Data records

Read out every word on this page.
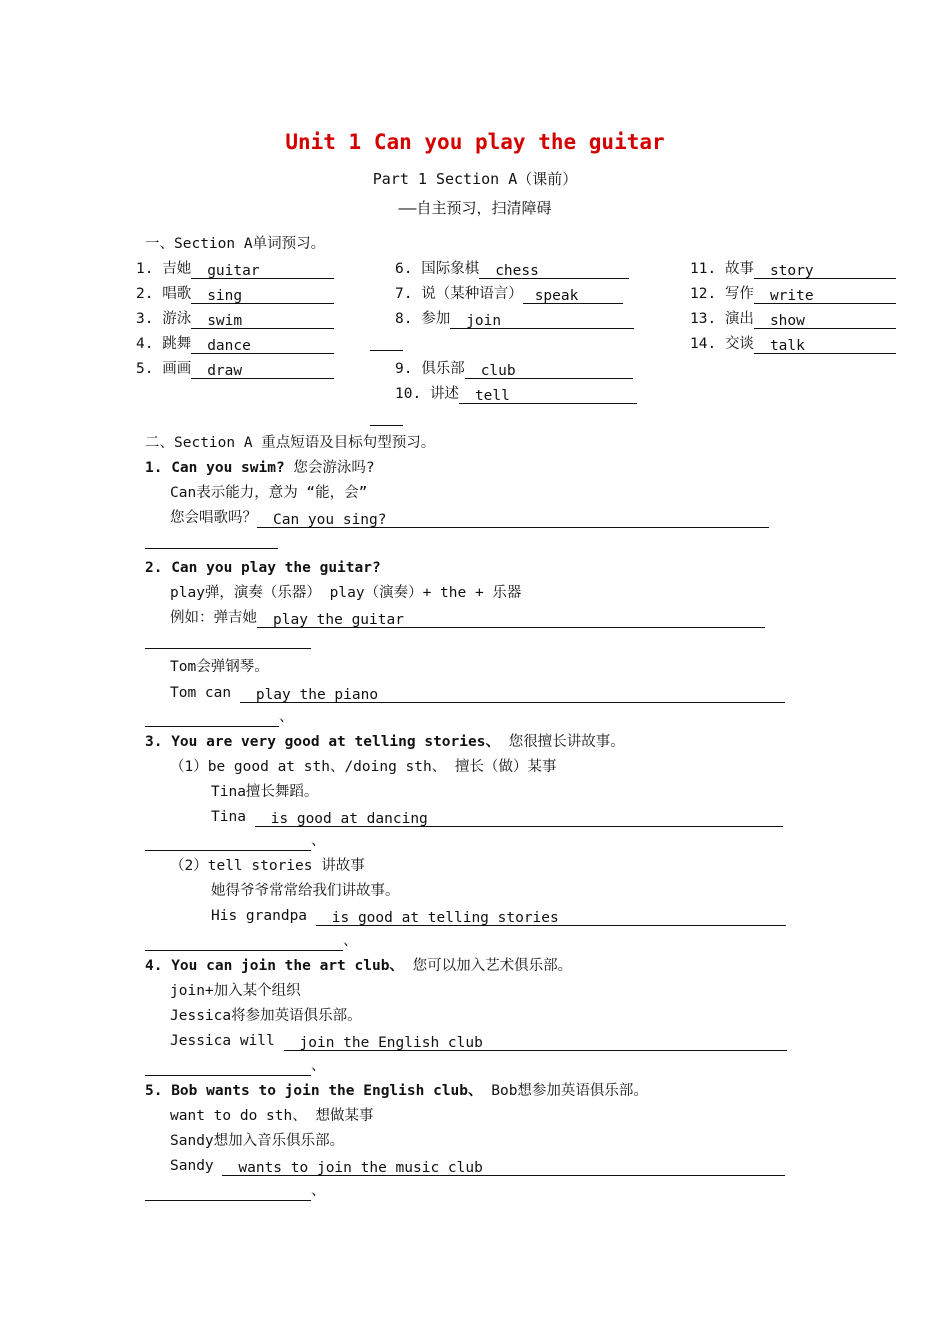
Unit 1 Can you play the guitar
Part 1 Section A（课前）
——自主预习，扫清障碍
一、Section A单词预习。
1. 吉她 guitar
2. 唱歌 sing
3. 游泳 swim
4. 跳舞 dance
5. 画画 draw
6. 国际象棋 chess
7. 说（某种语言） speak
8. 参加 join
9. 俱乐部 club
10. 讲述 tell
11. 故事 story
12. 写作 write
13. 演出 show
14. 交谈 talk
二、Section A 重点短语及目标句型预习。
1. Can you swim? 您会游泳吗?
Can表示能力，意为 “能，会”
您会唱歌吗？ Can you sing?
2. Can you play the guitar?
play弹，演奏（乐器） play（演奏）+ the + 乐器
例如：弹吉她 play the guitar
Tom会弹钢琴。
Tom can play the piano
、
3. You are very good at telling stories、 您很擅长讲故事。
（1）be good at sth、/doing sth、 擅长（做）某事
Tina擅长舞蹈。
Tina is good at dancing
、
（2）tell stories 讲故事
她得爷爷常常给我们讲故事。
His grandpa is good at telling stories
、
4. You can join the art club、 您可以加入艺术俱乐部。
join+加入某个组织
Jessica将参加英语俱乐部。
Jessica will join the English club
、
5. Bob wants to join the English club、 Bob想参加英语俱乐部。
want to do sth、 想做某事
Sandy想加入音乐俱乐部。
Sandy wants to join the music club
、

* Written exercise: The records above are to be restated exactly, without their pictures.

* Task output:
Read out every word on this page.
Unit 1 Can you play the guitar
Part 1 Section A（课前）
——自主预习，扫清障碍
一、Section A单词预习。
1. 吉她 guitar
2. 唱歌 sing
3. 游泳 swim
4. 跳舞 dance
5. 画画 draw
6. 国际象棋 chess
7. 说（某种语言） speak
8. 参加 join
9. 俱乐部 club
10. 讲述 tell
11. 故事 story
12. 写作 write
13. 演出 show
14. 交谈 talk
二、Section A 重点短语及目标句型预习。
1. Can you swim? 您会游泳吗?
Can表示能力，意为 “能，会”
您会唱歌吗？ Can you sing?
2. Can you play the guitar?
play弹，演奏（乐器） play（演奏）+ the + 乐器
例如：弹吉她 play the guitar
Tom会弹钢琴。
Tom can play the piano
、
3. You are very good at telling stories、 您很擅长讲故事。
（1）be good at sth、/doing sth、 擅长（做）某事
Tina擅长舞蹈。
Tina is good at dancing
、
（2）tell stories 讲故事
她得爷爷常常给我们讲故事。
His grandpa is good at telling stories
、
4. You can join the art club、 您可以加入艺术俱乐部。
join+加入某个组织
Jessica将参加英语俱乐部。
Jessica will join the English club
、
5. Bob wants to join the English club、 Bob想参加英语俱乐部。
want to do sth、 想做某事
Sandy想加入音乐俱乐部。
Sandy wants to join the music club
、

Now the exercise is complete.